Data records
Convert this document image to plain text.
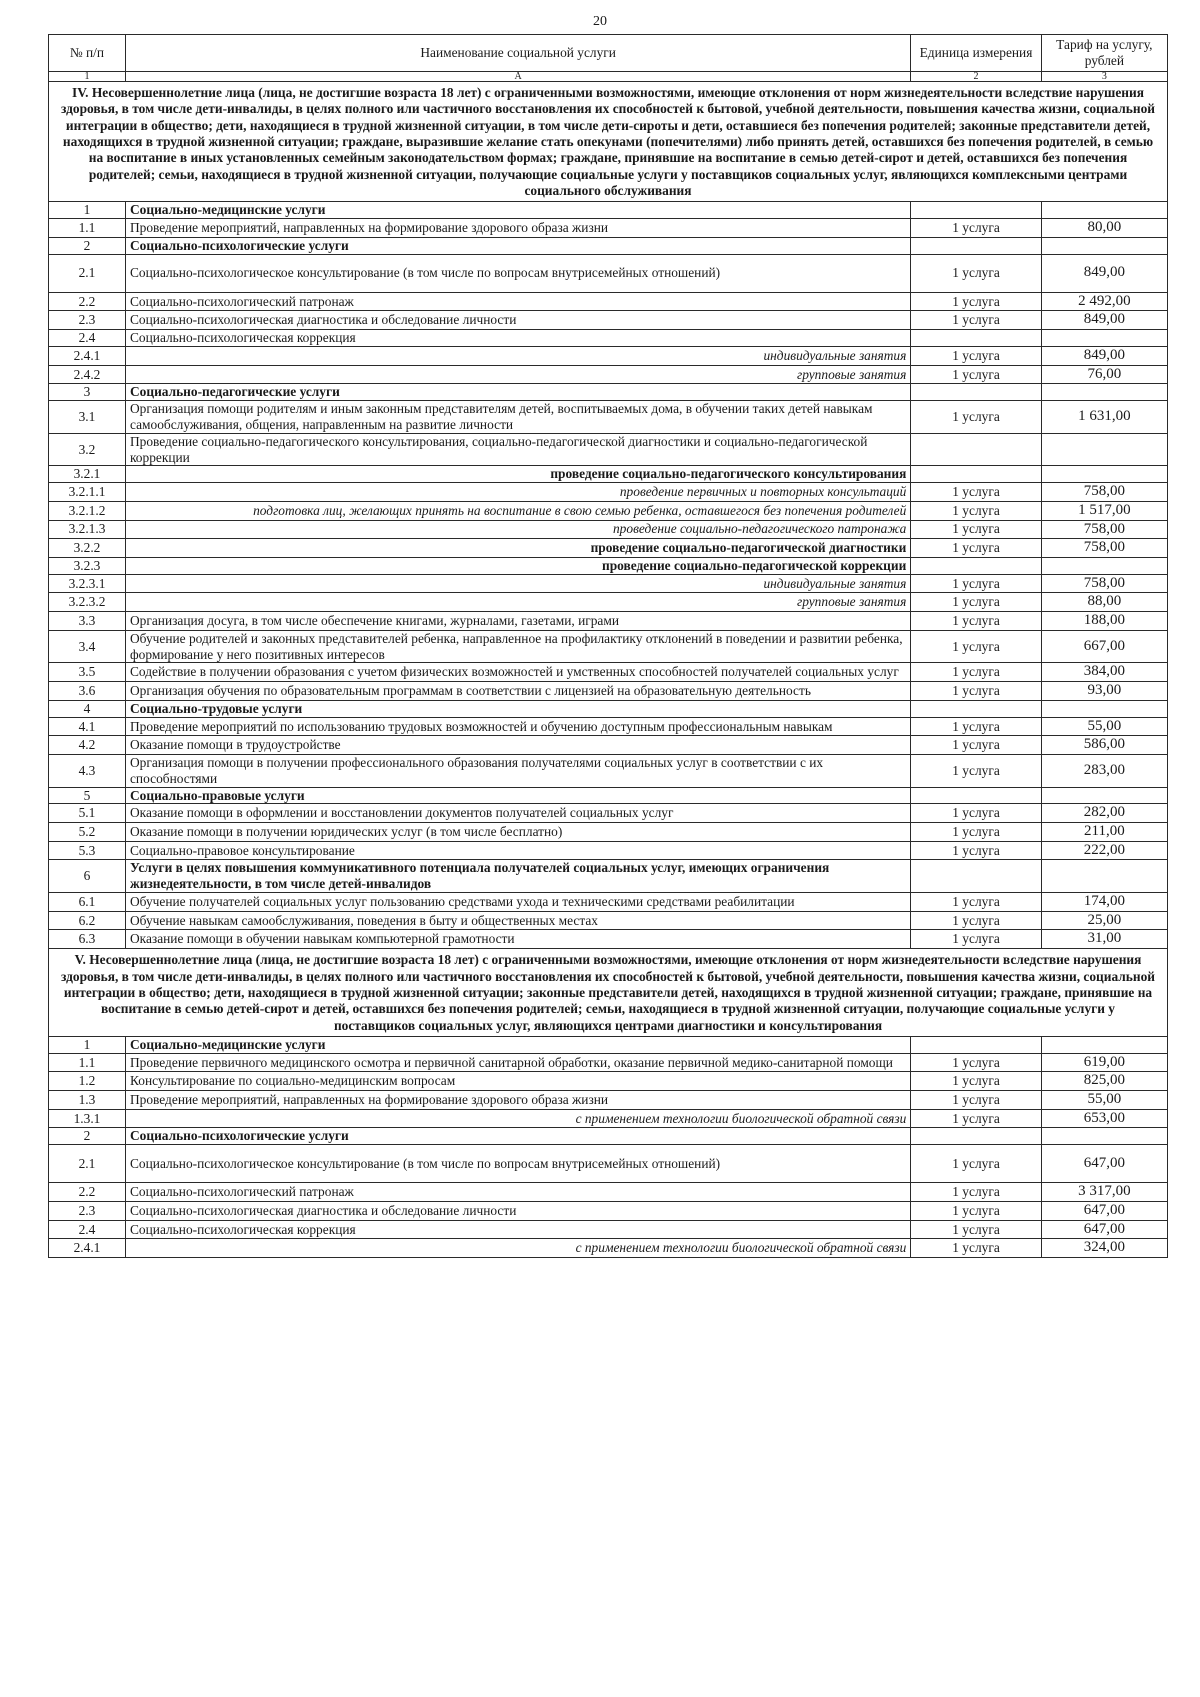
20
№ п/п	Наименование социальной услуги	Единица измерения	Тариф на услугу, рублей
1	А	2	3
IV. Несовершеннолетние лица (лица, не достигшие возраста 18 лет) с ограниченными возможностями, имеющие отклонения от норм жизнедеятельности вследствие нарушения здоровья, в том числе дети-инвалиды, в целях полного или частичного восстановления их способностей к бытовой, учебной деятельности, повышения качества жизни, социальной интеграции в общество; дети, находящиеся в трудной жизненной ситуации, в том числе дети-сироты и дети, оставшиеся без попечения родителей; законные представители детей, находящихся в трудной жизненной ситуации; граждане, выразившие желание стать опекунами (попечителями) либо принять детей, оставшихся без попечения родителей, в семью на воспитание в иных установленных семейным законодательством формах; граждане, принявшие на воспитание в семью детей-сирот и детей, оставшихся без попечения родителей; семьи, находящиеся в трудной жизненной ситуации, получающие социальные услуги у поставщиков социальных услуг, являющихся комплексными центрами социального обслуживания			
1	Социально-медицинские услуги		
1.1	Проведение мероприятий, направленных на формирование здорового образа жизни	1 услуга	80,00
2	Социально-психологические услуги		
2.1	Социально-психологическое консультирование (в том числе по вопросам внутрисемейных отношений)	1 услуга	849,00
2.2	Социально-психологический патронаж	1 услуга	2 492,00
2.3	Социально-психологическая диагностика и обследование личности	1 услуга	849,00
2.4	Социально-психологическая коррекция		
2.4.1	индивидуальные занятия	1 услуга	849,00
2.4.2	групповые занятия	1 услуга	76,00
3	Социально-педагогические услуги		
3.1	Организация помощи родителям и иным законным представителям детей, воспитываемых дома, в обучении таких детей навыкам самообслуживания, общения, направленным на развитие личности	1 услуга	1 631,00
3.2	Проведение социально-педагогического консультирования, социально-педагогической диагностики и социально-педагогической коррекции		
3.2.1	проведение социально-педагогического консультирования		
3.2.1.1	проведение первичных и повторных консультаций	1 услуга	758,00
3.2.1.2	подготовка лиц, желающих принять на воспитание в свою семью ребенка, оставшегося без попечения родителей	1 услуга	1 517,00
3.2.1.3	проведение социально-педагогического патронажа	1 услуга	758,00
3.2.2	проведение социально-педагогической диагностики	1 услуга	758,00
3.2.3	проведение социально-педагогической коррекции		
3.2.3.1	индивидуальные занятия	1 услуга	758,00
3.2.3.2	групповые занятия	1 услуга	88,00
3.3	Организация досуга, в том числе обеспечение книгами, журналами, газетами, играми	1 услуга	188,00
3.4	Обучение родителей и законных представителей ребенка, направленное на профилактику отклонений в поведении и развитии ребенка, формирование у него позитивных интересов	1 услуга	667,00
3.5	Содействие в получении образования с учетом физических возможностей и умственных способностей получателей социальных услуг	1 услуга	384,00
3.6	Организация обучения по образовательным программам в соответствии с лицензией на образовательную деятельность	1 услуга	93,00
4	Социально-трудовые услуги		
4.1	Проведение мероприятий по использованию трудовых возможностей и обучению доступным профессиональным навыкам	1 услуга	55,00
4.2	Оказание помощи в трудоустройстве	1 услуга	586,00
4.3	Организация помощи в получении профессионального образования получателями социальных услуг в соответствии с их способностями	1 услуга	283,00
5	Социально-правовые услуги		
5.1	Оказание помощи в оформлении и восстановлении документов получателей социальных услуг	1 услуга	282,00
5.2	Оказание помощи в получении юридических услуг (в том числе бесплатно)	1 услуга	211,00
5.3	Социально-правовое консультирование	1 услуга	222,00
6	Услуги в целях повышения коммуникативного потенциала получателей социальных услуг, имеющих ограничения жизнедеятельности, в том числе детей-инвалидов		
6.1	Обучение получателей социальных услуг пользованию средствами ухода и техническими средствами реабилитации	1 услуга	174,00
6.2	Обучение навыкам самообслуживания, поведения в быту и общественных местах	1 услуга	25,00
6.3	Оказание помощи в обучении навыкам компьютерной грамотности	1 услуга	31,00
V. Несовершеннолетние лица (лица, не достигшие возраста 18 лет) с ограниченными возможностями, имеющие отклонения от норм жизнедеятельности вследствие нарушения здоровья, в том числе дети-инвалиды, в целях полного или частичного восстановления их способностей к бытовой, учебной деятельности, повышения качества жизни, социальной интеграции в общество; дети, находящиеся в трудной жизненной ситуации; законные представители детей, находящихся в трудной жизненной ситуации; граждане, принявшие на воспитание в семью детей-сирот и детей, оставшихся без попечения родителей; семьи, находящиеся в трудной жизненной ситуации, получающие социальные услуги у поставщиков социальных услуг, являющихся центрами диагностики и консультирования			
1	Социально-медицинские услуги		
1.1	Проведение первичного медицинского осмотра и первичной санитарной обработки, оказание первичной медико-санитарной помощи	1 услуга	619,00
1.2	Консультирование по социально-медицинским вопросам	1 услуга	825,00
1.3	Проведение мероприятий, направленных на формирование здорового образа жизни	1 услуга	55,00
1.3.1	с применением технологии биологической обратной связи	1 услуга	653,00
2	Социально-психологические услуги		
2.1	Социально-психологическое консультирование (в том числе по вопросам внутрисемейных отношений)	1 услуга	647,00
2.2	Социально-психологический патронаж	1 услуга	3 317,00
2.3	Социально-психологическая диагностика и обследование личности	1 услуга	647,00
2.4	Социально-психологическая коррекция	1 услуга	647,00
2.4.1	с применением технологии биологической обратной связи	1 услуга	324,00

• _SHORT EXERCISE_
Where a line of the entries contains the word "внутрисемейных", copy that line.

• _SOLUTION FOR THIS TASK_
2.1	Социально-психологическое консультирование (в том числе по вопросам внутрисемейных отношений)	1 услуга	849,00
2.1	Социально-психологическое консультирование (в том числе по вопросам внутрисемейных отношений)	1 услуга	647,00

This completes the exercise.